──────── Данный отрывок ────────

Судьба этих книг похожа на судьбу христианства. Обрадовавшись невзрослому миру, который нужен очень многим, в них стали вкладывать или из них стали вычитывать элементы совсем другого мира — беспощадное деление на плохих и хороших, упоение собой и «своими», взвинченную мистику. Естественно, если так читать, ломается какой-то винтик и «хорошими» с легкостью становятся бывшие «плохие». Спасибо, если это просто игра, вненравственная забава; но можем ли мы, люди, на этом удержаться? Скорее — нет.

──────── Сохранённые строки ────────

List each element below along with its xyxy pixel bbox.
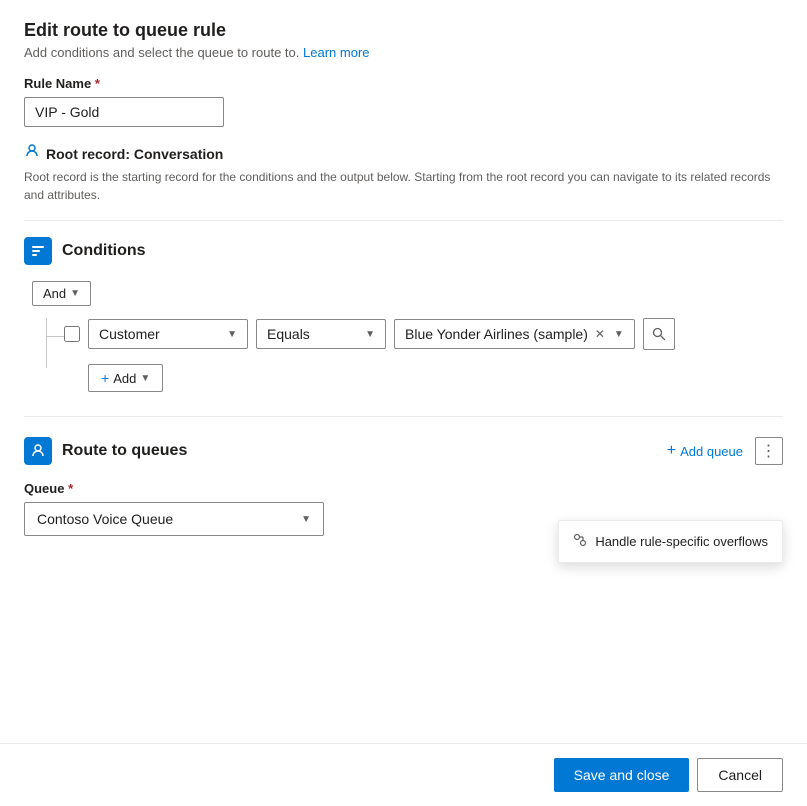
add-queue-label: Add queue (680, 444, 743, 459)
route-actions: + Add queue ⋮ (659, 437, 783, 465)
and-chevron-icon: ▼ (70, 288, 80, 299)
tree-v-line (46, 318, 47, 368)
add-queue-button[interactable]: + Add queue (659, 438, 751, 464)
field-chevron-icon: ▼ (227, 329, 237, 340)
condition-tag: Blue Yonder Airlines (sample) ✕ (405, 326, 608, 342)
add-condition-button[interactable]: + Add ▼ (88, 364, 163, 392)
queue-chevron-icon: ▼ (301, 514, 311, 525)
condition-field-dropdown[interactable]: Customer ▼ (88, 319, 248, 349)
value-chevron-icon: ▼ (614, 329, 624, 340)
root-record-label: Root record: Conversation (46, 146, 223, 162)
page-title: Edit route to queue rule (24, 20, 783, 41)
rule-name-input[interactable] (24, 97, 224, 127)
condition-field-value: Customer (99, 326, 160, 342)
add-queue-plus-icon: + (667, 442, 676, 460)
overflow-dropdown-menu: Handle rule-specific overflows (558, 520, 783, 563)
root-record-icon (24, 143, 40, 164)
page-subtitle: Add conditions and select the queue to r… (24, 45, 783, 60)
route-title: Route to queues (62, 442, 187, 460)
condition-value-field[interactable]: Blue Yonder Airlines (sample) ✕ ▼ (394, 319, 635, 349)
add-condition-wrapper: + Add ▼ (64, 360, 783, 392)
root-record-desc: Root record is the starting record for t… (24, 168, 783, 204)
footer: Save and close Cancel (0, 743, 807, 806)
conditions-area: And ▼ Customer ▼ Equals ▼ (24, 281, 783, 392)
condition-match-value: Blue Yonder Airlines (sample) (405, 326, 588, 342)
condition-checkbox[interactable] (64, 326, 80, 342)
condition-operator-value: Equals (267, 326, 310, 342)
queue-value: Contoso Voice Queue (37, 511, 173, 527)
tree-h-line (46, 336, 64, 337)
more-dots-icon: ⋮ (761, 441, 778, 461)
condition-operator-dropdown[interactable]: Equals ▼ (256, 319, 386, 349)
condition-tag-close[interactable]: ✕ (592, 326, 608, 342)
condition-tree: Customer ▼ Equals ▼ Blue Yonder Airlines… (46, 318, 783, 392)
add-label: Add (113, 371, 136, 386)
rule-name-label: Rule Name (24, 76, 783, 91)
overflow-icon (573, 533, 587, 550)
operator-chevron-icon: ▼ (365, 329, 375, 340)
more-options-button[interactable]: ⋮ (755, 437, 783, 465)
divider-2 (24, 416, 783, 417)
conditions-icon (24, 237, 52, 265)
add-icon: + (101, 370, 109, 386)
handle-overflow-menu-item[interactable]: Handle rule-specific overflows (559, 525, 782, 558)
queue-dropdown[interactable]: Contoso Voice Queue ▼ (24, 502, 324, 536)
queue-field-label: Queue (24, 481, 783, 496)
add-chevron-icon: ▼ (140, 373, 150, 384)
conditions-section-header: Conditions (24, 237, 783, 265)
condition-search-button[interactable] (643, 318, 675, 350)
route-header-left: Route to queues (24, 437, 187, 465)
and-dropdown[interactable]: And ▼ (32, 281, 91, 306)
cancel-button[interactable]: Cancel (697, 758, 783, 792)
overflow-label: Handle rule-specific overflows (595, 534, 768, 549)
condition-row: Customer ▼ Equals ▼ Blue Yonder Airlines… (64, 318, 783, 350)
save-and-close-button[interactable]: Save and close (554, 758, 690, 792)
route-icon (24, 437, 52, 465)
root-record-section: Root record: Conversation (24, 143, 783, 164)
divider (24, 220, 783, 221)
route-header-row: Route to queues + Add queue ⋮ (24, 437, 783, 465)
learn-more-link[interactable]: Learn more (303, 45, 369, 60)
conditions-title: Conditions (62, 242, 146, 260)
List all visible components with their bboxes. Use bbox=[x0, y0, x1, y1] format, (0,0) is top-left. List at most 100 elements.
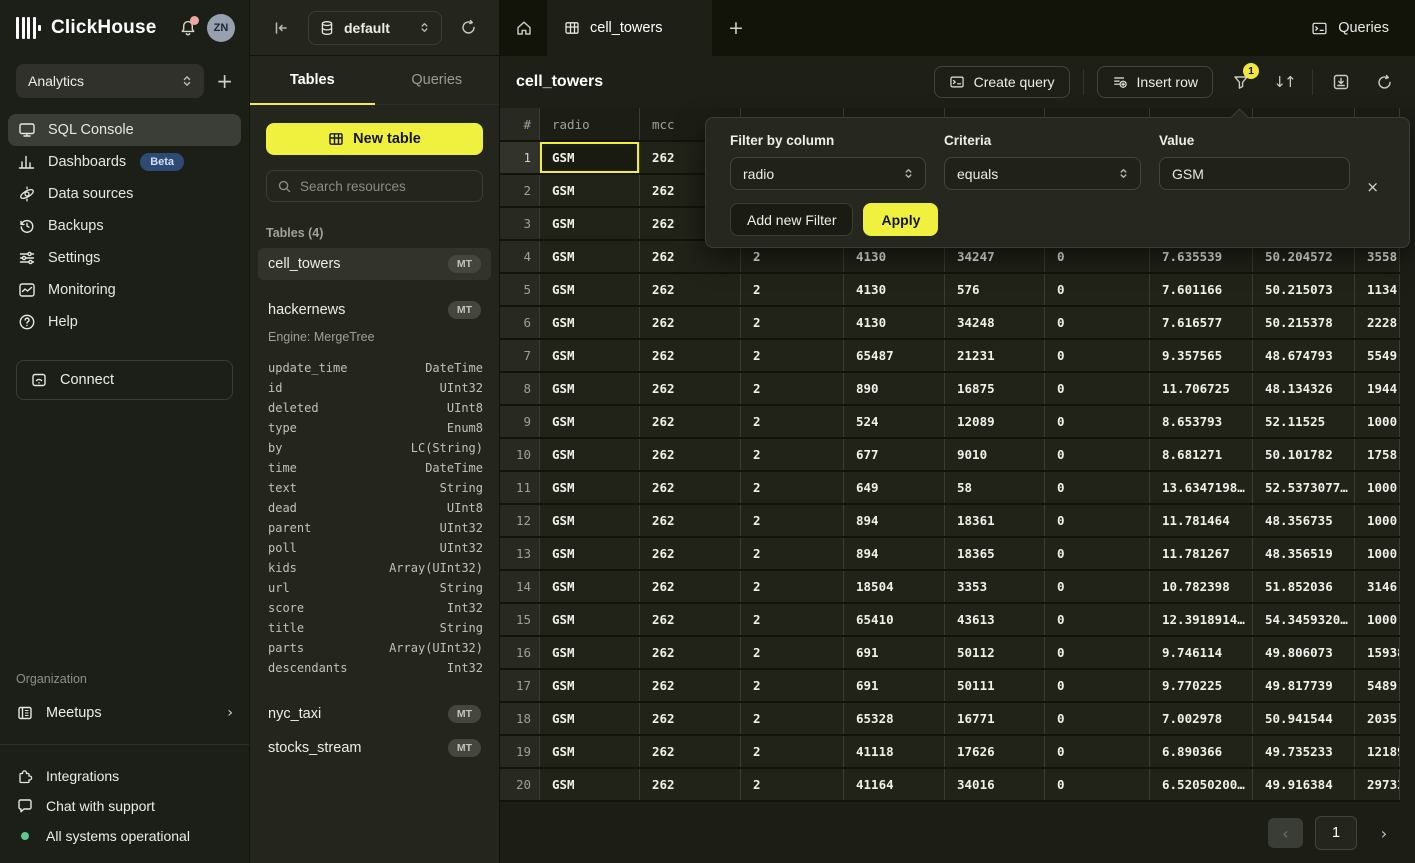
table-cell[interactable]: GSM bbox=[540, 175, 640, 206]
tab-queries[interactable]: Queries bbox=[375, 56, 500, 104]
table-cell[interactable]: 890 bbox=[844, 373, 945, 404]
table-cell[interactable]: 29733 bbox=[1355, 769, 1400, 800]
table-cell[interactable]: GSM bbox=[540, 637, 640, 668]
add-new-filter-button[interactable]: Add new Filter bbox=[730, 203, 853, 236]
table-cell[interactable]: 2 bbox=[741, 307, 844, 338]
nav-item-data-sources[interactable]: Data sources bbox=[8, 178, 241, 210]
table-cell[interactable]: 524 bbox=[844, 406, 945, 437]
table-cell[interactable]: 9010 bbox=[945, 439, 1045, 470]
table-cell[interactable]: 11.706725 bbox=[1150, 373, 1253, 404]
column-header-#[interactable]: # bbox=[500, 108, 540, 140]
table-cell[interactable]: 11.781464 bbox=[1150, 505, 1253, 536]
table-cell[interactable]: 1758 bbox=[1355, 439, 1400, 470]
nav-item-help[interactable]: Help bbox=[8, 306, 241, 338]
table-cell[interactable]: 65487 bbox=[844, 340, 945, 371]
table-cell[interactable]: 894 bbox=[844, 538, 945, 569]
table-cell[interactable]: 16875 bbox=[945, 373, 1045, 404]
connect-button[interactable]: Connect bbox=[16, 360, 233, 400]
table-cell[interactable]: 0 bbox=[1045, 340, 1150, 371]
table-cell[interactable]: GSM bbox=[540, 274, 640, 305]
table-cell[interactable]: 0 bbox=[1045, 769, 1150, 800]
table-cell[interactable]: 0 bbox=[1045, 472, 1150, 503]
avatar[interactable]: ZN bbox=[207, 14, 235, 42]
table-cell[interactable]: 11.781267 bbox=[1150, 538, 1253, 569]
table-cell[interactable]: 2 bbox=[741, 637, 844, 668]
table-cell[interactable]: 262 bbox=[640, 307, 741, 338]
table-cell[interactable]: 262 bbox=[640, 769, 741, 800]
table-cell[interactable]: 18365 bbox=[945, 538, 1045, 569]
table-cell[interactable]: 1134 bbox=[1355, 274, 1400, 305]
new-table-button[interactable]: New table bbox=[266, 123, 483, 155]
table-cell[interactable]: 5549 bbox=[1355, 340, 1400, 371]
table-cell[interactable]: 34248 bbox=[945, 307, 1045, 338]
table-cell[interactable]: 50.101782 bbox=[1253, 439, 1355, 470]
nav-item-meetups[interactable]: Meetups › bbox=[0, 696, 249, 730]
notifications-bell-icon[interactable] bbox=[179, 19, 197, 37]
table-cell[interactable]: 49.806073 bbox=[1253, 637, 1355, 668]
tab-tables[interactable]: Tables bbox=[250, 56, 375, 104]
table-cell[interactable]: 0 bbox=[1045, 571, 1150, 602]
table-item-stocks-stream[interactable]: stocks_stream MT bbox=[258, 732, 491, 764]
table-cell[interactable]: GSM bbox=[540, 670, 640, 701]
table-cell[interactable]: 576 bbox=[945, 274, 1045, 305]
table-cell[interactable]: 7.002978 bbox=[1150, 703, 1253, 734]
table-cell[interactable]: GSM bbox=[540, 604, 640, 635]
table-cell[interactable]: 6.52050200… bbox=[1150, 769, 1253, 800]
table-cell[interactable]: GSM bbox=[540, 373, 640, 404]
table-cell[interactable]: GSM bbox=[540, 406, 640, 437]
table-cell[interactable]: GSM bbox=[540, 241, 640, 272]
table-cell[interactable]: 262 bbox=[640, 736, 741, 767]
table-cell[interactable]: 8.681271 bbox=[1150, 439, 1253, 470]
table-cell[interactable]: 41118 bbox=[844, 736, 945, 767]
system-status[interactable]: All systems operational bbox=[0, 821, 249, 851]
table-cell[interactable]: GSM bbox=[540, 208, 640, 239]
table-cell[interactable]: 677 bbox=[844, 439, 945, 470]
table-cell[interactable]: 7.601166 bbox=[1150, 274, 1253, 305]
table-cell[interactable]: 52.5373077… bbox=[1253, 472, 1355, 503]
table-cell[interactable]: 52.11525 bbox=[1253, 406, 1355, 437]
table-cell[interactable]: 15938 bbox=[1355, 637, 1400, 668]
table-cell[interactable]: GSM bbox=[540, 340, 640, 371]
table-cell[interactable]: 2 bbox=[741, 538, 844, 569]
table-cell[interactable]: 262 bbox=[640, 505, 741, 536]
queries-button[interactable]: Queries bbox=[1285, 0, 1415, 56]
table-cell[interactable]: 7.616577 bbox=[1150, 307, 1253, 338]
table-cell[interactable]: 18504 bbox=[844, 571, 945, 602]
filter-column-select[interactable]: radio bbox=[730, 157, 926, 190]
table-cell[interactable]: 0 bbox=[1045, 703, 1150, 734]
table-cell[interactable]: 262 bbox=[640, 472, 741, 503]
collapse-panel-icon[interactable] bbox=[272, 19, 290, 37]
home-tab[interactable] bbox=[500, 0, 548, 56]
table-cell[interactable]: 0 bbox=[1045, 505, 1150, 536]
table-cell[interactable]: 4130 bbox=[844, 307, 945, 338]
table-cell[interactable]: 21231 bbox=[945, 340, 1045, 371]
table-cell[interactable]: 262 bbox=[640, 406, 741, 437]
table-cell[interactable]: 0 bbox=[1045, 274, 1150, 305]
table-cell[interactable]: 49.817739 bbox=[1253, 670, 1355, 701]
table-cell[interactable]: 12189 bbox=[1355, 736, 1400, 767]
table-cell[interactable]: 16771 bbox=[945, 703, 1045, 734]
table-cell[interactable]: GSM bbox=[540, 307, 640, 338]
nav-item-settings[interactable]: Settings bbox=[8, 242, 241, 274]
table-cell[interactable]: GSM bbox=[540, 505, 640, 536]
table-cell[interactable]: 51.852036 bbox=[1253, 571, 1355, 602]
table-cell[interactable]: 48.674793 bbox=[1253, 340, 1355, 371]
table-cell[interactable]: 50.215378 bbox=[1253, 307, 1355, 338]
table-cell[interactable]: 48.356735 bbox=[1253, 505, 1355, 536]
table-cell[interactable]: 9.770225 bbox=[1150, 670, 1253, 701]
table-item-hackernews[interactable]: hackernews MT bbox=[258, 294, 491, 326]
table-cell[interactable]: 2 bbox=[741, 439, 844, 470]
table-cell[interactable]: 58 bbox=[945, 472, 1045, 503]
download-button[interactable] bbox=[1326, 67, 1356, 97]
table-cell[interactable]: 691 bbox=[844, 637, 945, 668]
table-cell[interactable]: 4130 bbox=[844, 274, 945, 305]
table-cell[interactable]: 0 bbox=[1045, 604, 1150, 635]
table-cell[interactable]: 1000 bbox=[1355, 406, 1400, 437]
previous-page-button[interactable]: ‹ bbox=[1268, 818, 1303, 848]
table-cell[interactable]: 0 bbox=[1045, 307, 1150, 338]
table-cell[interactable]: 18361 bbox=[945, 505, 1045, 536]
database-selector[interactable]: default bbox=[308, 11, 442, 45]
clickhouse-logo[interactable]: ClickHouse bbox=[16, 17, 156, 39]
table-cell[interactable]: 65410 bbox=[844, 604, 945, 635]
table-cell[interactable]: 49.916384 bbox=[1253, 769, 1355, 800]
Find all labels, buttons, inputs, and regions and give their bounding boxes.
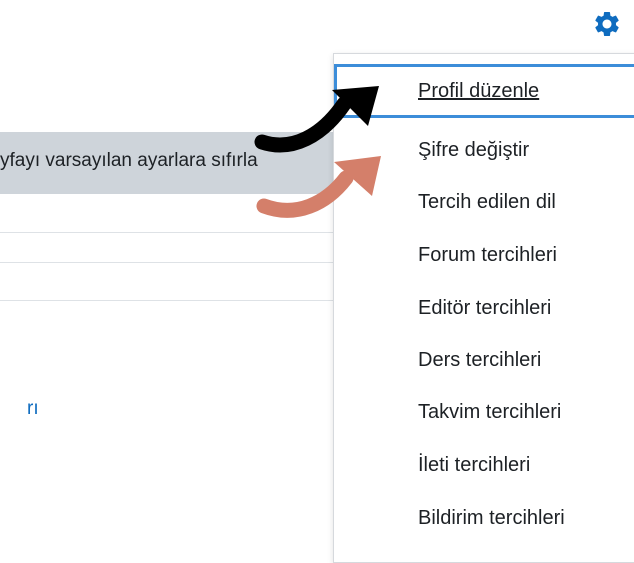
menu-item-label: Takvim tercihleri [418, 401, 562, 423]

────────

** Короткое задание **
Напишите продолжение отрывка о судьбе книг и христианства, начав сразу после его последнего предложения.

** Письменный ответ **
Трудно передать, как жаль неприкаянных и незрелых людей, использующих так нелепо мудрую и неправдоподобно милостивую книгу. Но вспомним историю. Сквозь воинственность и самодовольство всегда пробивается нелогичная жалость к другим и радостное знание своей слабости. А где это есть, есть и надежда, и чудо и помощь, как в евангельской саге Толкина.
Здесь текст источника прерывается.